━━━━━ TEXTO EXTRAÍDO

A votação mais recente aconteceu apenas dois meses atrás e resultou em clara vitória para os chavistas. Desde que Hugo Chávez assumiu a Presidência, em 1999, todas as eleições demonstram que, sociologicamente, o apoio à revolução bolivariana é majoritário no país.
Na América Latina, Chávez foi o primeiro líder progressista --desde Salvador Allende-- a apostar na via democrática para chegar ao poder. Não é possível compreender o que é o chavismo se não for levado em conta o seu caráter profundamente democrático. A aposta de Chávez, ontem, e a de Nicolás Maduro, hoje, é o socialismo democrático. Uma democracia não só eleitoral. Também econômica, social, cultural...
Em 15 anos, o chavismo conferiu a milhões de pessoas que não tinham documentos de identidade por serem pobres a situação de cidadãos e permitiu que votassem. Dedicou mais de 42% do Orçamento do Estado aos investimentos sociais. Tirou 5 milhões de pessoas da pobreza. Reduziu a mortalidade infantil. Erradicou o analfabetismo. Multiplicou por cinco o número de professores nas escolas públicas (de 65 mil a 350 mil). Criou 11 novas universidades. Concedeu aposentadorias a todos os trabalhadores (mesmo os informais). Isso explica o apoio popular de que Chávez sempre desfrutou e as recentes vitórias eleitorais de Nicolás Maduro.
Por que, então, os protestos? Não nos esqueçamos de que a Venezuela chavista --por possuir as maiores reservas mundiais de hidrocarbonetos-- sempre foi (e será) objeto de tentativas de desestabilização e de campanhas de mídia sistematicamente hostis.
Apesar de se haver unido sob a liderança de Henrique Capriles, a oposição perdeu quatro eleições consecutivas. Diante desse fracasso, sua facção mais direitista, ligada aos Estados Unidos e liderada pelo golpista Leopoldo López, aposta agora em um "golpe de Estado lento". E aplica as técnicas do manual quanto a isso.
Na primeira fase: 1. Criar descontentamento ao tirar do mercado produtos de primeira necessidade. 2. Fazer crer na "incompetência" do governo. 3. Fomentar manifestações de descontentamento. E 4. Intensificar a perseguição pela mídia.
A partir de 12 de fevereiro, os extremistas ingressaram na segunda fase: 1. Utilizar o descontentamento de um grupo social (uma minoria de estudantes) a fim de provocar protestos violentos e detenções. 2. Montar "manifestações de solidariedade" aos detidos. 3. Introduzir entre os manifestantes pistoleiros com a missão de provocar vítimas de ambos os lados (a análise balística determinou que os disparos que mataram o estudante Bassil Alejandro Dacosta e o chavista Juan Montoya, em 12 de fevereiro, em Caracas, foram feitos com a mesma arma, uma Glock calibre 9 mm). 4. Ampliar os protestos e seu nível de violência. 5. Redobrar a ofensiva da mídia, com apoio das redes sociais, contra a "repressão" do governo. 6. Conseguir que as "grandes instituições humanitárias" condenem o governo por "uso desmedido da violência". 7. Conseguir que "governos amigos" façam "advertências" às autoridades locais.

━━━━━━━━━━
━━━━━ DADOS FORNECIDOS

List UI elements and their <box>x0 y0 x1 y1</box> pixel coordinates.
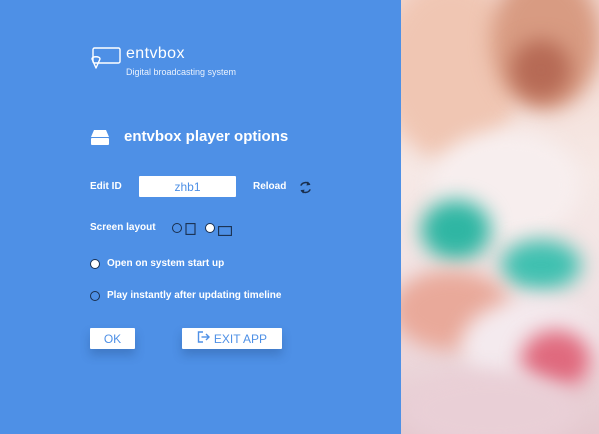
exit-button-label: EXIT APP <box>213 331 268 346</box>
landscape-screen-icon <box>218 223 232 241</box>
layout-portrait-radio[interactable] <box>172 223 182 233</box>
reload-icon[interactable] <box>298 180 313 200</box>
portrait-screen-icon <box>185 222 196 240</box>
edit-id-label: Edit ID <box>90 181 122 192</box>
background-photo <box>401 0 599 434</box>
options-title: entvbox player options <box>124 128 289 145</box>
app-tagline: Digital broadcasting system <box>126 67 237 77</box>
play-instantly-label: Play instantly after updating timeline <box>107 290 282 301</box>
edit-id-input[interactable] <box>139 176 236 197</box>
play-instantly-toggle[interactable] <box>90 291 100 301</box>
exit-icon <box>197 331 210 346</box>
screen-layout-label: Screen layout <box>90 222 156 233</box>
monitor-logo-icon <box>90 46 122 75</box>
reload-label: Reload <box>253 181 287 192</box>
ok-button-label: OK <box>103 331 122 346</box>
open-on-startup-label: Open on system start up <box>107 258 225 269</box>
options-panel: entvbox Digital broadcasting system entv… <box>0 0 401 434</box>
ok-button[interactable]: OK <box>90 328 135 349</box>
exit-app-button[interactable]: EXIT APP <box>182 328 282 349</box>
open-on-startup-toggle[interactable] <box>90 259 100 269</box>
layout-landscape-radio[interactable] <box>205 223 215 233</box>
app-name: entvbox <box>126 45 185 62</box>
drive-icon <box>90 129 110 151</box>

━━━━━━━━━━

- _EXERCÍCIO 1_: Enumere todas as pessoas citadas pelo nome no texto sobre o chavismo.
- _EXERCÍCIO 2_: Modifique tudo o que vai de "Por que, então, os" até "mídia sistematicamente hostis." no texto sobre o chavismo, pondo "petróleo" no lugar de "hidrocarbonetos".
- _EXERCÍCIO 3_: Prossiga o texto sobre o chavismo a partir do ponto em que ele termina.

- _RESPOSTA 1_: Hugo Chávez, Salvador Allende, Nicolás Maduro, Henrique Capriles, Leopoldo López, Bassil Alejandro Dacosta e Juan Montoya.

- _RESPOSTA 2_:
Por que, então, os protestos? Não nos esqueçamos de que a Venezuela chavista --por possuir as maiores reservas mundiais de petróleo-- sempre foi (e será) objeto de tentativas de desestabilização e de campanhas de mídia sistematicamente hostis.

- _RESPOSTA 3_:
É nesta etapa que estamos.
Portanto, a democracia venezuelana está ameaçada? Só se for, uma vez mais, pelos golpistas de sempre.
MARCELO COUTINHO
A democracia na Venezuela está ameaçada?
SIM
Monarquias eleitas
MARCELO COUTINHO
É um erro reduzir a democracia a um sistema que realiza eleições. Até na totalitária União Soviética havia voto e um sistema eleitoral do qual "todos participavam".
Aliás, foi justamente o bloco socialista no século 20 o último grande inimigo da democracia, que ao longo da história enfrentou monarcas, sultões, coronéis e tiranos.
A redução da democracia a apenas um dos seus elementos não passa de um truque para grupos autoritários se legitimarem no poder. Quem recorre a esse artifício sabe que está ludibriando as pessoas e confundindo a opinião pública.
O que distingue a democracia é o voto livre, para o qual se faz necessário garantir a liberdade e a autonomia da imprensa e do Judiciário e os direitos de manifestação e de organização sem riscos de perseguição. Pode-se dizer que nenhum regime tem esses componentes em plenitude, mas, se há democracia, eles estão presentes.
A eleição em uma falsa democracia é como um dado viciado, que só pode dar um mesmo número sempre. As supressões de liberdade vão aumentando uma a uma, até que se torna virtualmente impossível para qualquer oposição vencer, mesmo quando o país está um caos. Até há voto, mas ele não é livre.
A Venezuela deixou de ser uma democracia quando Hugo Chávez morreu (2013). Ele já havia castigado o regime democrático, mas foi com seu sucessor que a mudança autocrática aconteceu. Com o apoio de um Judiciário controlado pelo governo, Nicolás Maduro foi empossado presidente antes das eleições, sem qualquer legitimidade, porque naquele país, ao contrário do Brasil, o vice não é eleito.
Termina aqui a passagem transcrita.